# [Stated goal]
Determine how many lines hold "name" and give only that number.

[Extracted data entries]
____________________

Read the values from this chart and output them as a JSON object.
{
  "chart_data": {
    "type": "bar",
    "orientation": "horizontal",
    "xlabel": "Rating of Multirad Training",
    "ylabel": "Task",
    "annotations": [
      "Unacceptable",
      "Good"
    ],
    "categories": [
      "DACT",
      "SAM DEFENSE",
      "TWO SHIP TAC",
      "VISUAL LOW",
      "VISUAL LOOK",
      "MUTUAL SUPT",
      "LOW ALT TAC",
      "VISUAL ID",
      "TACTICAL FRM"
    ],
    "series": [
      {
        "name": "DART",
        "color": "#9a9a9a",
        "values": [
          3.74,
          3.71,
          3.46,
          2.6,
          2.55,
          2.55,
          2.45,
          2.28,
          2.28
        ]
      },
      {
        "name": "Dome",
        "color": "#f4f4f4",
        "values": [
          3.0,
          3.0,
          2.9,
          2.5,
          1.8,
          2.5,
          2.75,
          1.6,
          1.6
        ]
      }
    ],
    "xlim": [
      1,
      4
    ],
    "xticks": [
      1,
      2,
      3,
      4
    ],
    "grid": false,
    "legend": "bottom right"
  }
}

____________________

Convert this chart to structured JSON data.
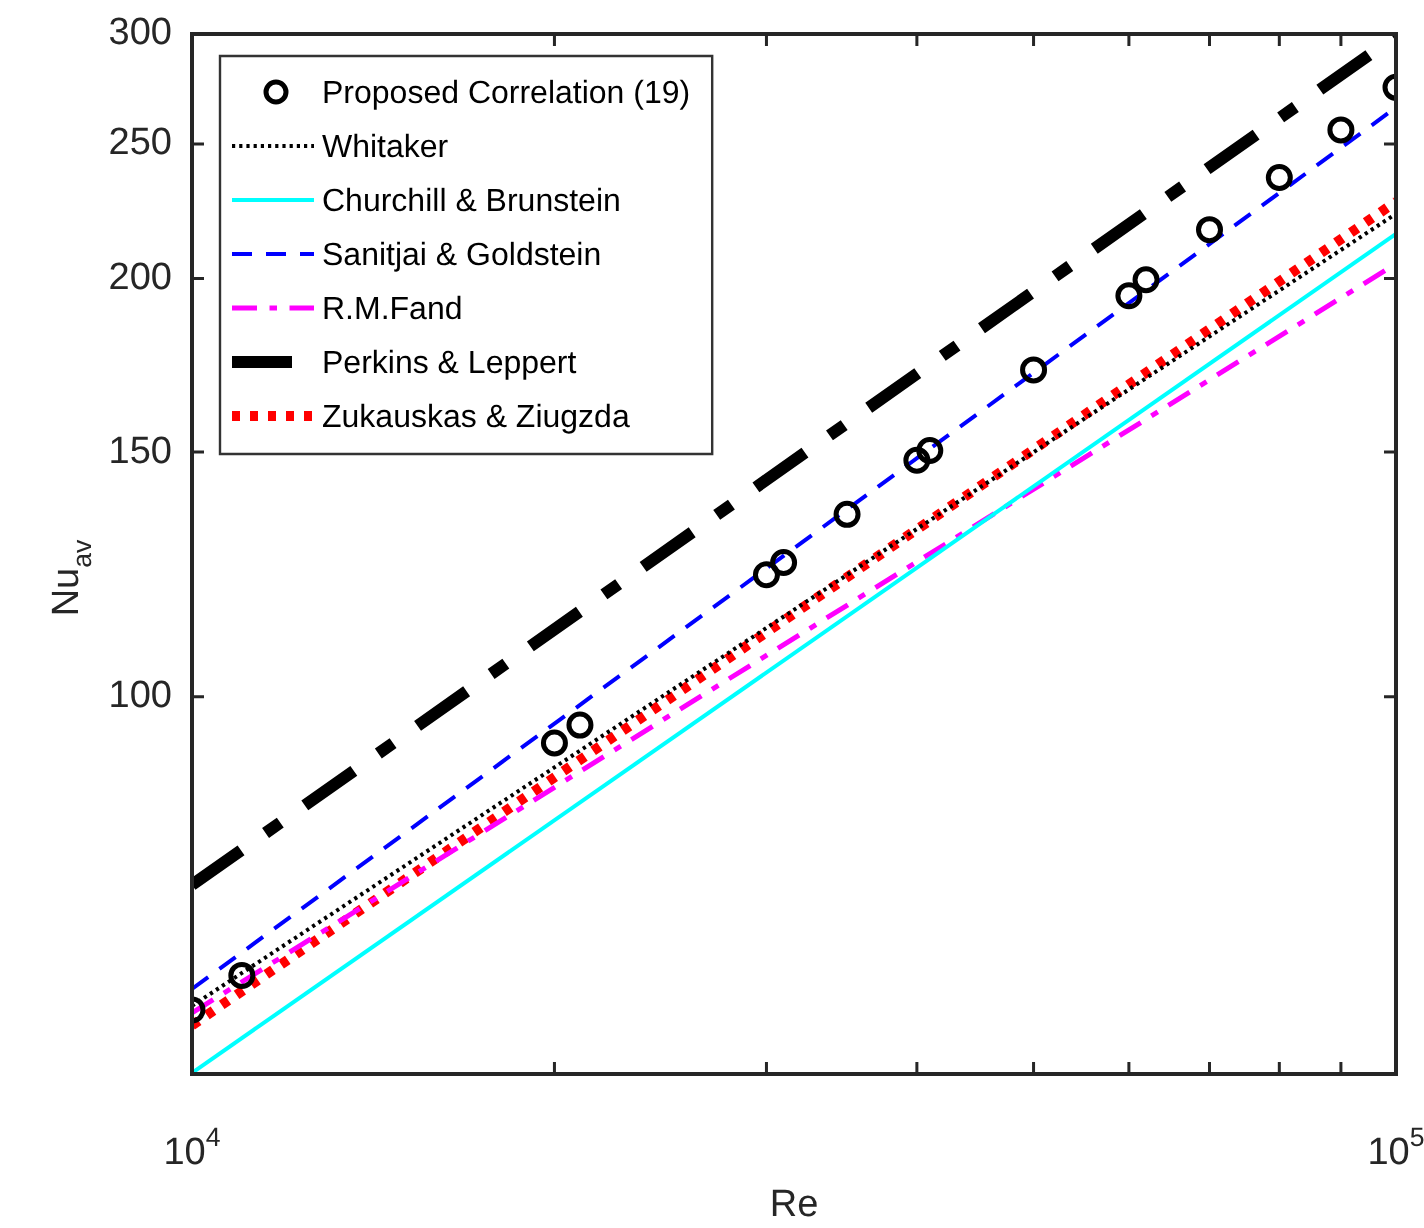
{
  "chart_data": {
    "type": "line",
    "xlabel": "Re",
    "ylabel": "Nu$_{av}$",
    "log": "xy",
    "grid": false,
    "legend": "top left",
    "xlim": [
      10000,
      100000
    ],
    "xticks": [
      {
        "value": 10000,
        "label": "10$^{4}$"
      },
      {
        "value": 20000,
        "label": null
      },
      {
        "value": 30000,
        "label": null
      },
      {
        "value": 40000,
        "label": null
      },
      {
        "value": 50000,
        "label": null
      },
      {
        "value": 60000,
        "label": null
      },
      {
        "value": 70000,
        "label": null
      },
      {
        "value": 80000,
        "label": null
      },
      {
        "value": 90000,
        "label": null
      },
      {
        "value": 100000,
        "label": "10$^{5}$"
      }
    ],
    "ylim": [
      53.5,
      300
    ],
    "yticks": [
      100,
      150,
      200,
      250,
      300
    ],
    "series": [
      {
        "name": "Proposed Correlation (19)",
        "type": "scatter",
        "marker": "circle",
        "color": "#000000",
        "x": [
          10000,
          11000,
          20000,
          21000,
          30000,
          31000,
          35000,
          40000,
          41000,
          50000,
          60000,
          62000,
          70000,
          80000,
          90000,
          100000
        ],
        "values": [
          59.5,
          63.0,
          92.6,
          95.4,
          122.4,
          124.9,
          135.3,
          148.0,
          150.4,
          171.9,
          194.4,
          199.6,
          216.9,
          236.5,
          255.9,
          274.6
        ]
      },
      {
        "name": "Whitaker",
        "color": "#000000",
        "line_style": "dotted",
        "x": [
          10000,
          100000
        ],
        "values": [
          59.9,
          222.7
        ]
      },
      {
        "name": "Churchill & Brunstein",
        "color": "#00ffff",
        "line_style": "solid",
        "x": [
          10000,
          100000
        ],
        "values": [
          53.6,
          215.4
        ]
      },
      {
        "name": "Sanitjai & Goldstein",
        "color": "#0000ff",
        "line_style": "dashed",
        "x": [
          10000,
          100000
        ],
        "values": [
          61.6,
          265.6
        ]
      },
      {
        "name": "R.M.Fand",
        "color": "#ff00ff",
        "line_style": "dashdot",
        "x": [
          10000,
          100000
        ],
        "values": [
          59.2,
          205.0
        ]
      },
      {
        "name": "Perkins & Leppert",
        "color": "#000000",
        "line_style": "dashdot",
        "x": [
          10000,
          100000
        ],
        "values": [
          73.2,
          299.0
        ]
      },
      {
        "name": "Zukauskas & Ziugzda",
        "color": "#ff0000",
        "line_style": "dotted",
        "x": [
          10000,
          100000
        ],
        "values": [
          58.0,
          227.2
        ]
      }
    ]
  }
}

____________________

# [Full answer]
9